START EXERCISE INPUT

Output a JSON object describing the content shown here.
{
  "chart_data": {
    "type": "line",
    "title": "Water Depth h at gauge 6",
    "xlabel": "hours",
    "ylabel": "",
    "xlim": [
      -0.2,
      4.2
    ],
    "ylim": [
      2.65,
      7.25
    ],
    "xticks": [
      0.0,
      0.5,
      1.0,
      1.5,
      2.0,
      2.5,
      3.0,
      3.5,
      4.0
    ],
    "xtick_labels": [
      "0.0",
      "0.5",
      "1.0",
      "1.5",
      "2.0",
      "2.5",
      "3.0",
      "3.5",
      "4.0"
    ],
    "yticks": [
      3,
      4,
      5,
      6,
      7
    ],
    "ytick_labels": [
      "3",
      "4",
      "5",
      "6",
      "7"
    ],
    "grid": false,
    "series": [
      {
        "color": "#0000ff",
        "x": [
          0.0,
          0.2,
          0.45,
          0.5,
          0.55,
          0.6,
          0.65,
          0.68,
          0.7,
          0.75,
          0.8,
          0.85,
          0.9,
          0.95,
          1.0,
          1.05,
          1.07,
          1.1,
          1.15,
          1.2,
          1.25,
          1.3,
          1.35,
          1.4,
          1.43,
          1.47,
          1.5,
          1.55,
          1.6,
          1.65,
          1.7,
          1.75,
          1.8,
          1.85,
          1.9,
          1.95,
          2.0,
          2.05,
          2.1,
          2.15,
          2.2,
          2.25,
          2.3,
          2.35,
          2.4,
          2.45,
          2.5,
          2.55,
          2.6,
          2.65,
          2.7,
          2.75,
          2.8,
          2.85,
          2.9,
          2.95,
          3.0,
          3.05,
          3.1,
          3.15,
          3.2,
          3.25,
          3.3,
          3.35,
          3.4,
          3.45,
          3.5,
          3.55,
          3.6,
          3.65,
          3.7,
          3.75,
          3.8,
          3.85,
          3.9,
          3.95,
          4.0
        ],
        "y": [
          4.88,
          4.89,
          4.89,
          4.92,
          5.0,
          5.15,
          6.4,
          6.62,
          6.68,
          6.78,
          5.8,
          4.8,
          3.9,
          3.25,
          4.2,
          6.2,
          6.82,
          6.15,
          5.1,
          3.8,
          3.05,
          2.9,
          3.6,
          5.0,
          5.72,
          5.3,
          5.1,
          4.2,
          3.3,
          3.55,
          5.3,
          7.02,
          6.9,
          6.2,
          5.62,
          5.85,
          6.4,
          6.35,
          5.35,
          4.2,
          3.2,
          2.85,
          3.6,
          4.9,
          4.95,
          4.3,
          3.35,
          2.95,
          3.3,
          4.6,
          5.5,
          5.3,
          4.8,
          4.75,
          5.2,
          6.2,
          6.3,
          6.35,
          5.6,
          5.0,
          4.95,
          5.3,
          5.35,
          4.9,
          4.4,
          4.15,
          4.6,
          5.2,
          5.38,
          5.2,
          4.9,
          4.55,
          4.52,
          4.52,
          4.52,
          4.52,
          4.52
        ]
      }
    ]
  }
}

END EXERCISE INPUT

▶ WHAT NEEDS TO BE DONE: Return the material in full, exactly as shown.

▶ WRITTEN REPLY:
Output a JSON object describing the content shown here.
{
  "chart_data": {
    "type": "line",
    "title": "Water Depth h at gauge 6",
    "xlabel": "hours",
    "ylabel": "",
    "xlim": [
      -0.2,
      4.2
    ],
    "ylim": [
      2.65,
      7.25
    ],
    "xticks": [
      0.0,
      0.5,
      1.0,
      1.5,
      2.0,
      2.5,
      3.0,
      3.5,
      4.0
    ],
    "xtick_labels": [
      "0.0",
      "0.5",
      "1.0",
      "1.5",
      "2.0",
      "2.5",
      "3.0",
      "3.5",
      "4.0"
    ],
    "yticks": [
      3,
      4,
      5,
      6,
      7
    ],
    "ytick_labels": [
      "3",
      "4",
      "5",
      "6",
      "7"
    ],
    "grid": false,
    "series": [
      {
        "color": "#0000ff",
        "x": [
          0.0,
          0.2,
          0.45,
          0.5,
          0.55,
          0.6,
          0.65,
          0.68,
          0.7,
          0.75,
          0.8,
          0.85,
          0.9,
          0.95,
          1.0,
          1.05,
          1.07,
          1.1,
          1.15,
          1.2,
          1.25,
          1.3,
          1.35,
          1.4,
          1.43,
          1.47,
          1.5,
          1.55,
          1.6,
          1.65,
          1.7,
          1.75,
          1.8,
          1.85,
          1.9,
          1.95,
          2.0,
          2.05,
          2.1,
          2.15,
          2.2,
          2.25,
          2.3,
          2.35,
          2.4,
          2.45,
          2.5,
          2.55,
          2.6,
          2.65,
          2.7,
          2.75,
          2.8,
          2.85,
          2.9,
          2.95,
          3.0,
          3.05,
          3.1,
          3.15,
          3.2,
          3.25,
          3.3,
          3.35,
          3.4,
          3.45,
          3.5,
          3.55,
          3.6,
          3.65,
          3.7,
          3.75,
          3.8,
          3.85,
          3.9,
          3.95,
          4.0
        ],
        "y": [
          4.88,
          4.89,
          4.89,
          4.92,
          5.0,
          5.15,
          6.4,
          6.62,
          6.68,
          6.78,
          5.8,
          4.8,
          3.9,
          3.25,
          4.2,
          6.2,
          6.82,
          6.15,
          5.1,
          3.8,
          3.05,
          2.9,
          3.6,
          5.0,
          5.72,
          5.3,
          5.1,
          4.2,
          3.3,
          3.55,
          5.3,
          7.02,
          6.9,
          6.2,
          5.62,
          5.85,
          6.4,
          6.35,
          5.35,
          4.2,
          3.2,
          2.85,
          3.6,
          4.9,
          4.95,
          4.3,
          3.35,
          2.95,
          3.3,
          4.6,
          5.5,
          5.3,
          4.8,
          4.75,
          5.2,
          6.2,
          6.3,
          6.35,
          5.6,
          5.0,
          4.95,
          5.3,
          5.35,
          4.9,
          4.4,
          4.15,
          4.6,
          5.2,
          5.38,
          5.2,
          4.9,
          4.55,
          4.52,
          4.52,
          4.52,
          4.52,
          4.52
        ]
      }
    ]
  }
}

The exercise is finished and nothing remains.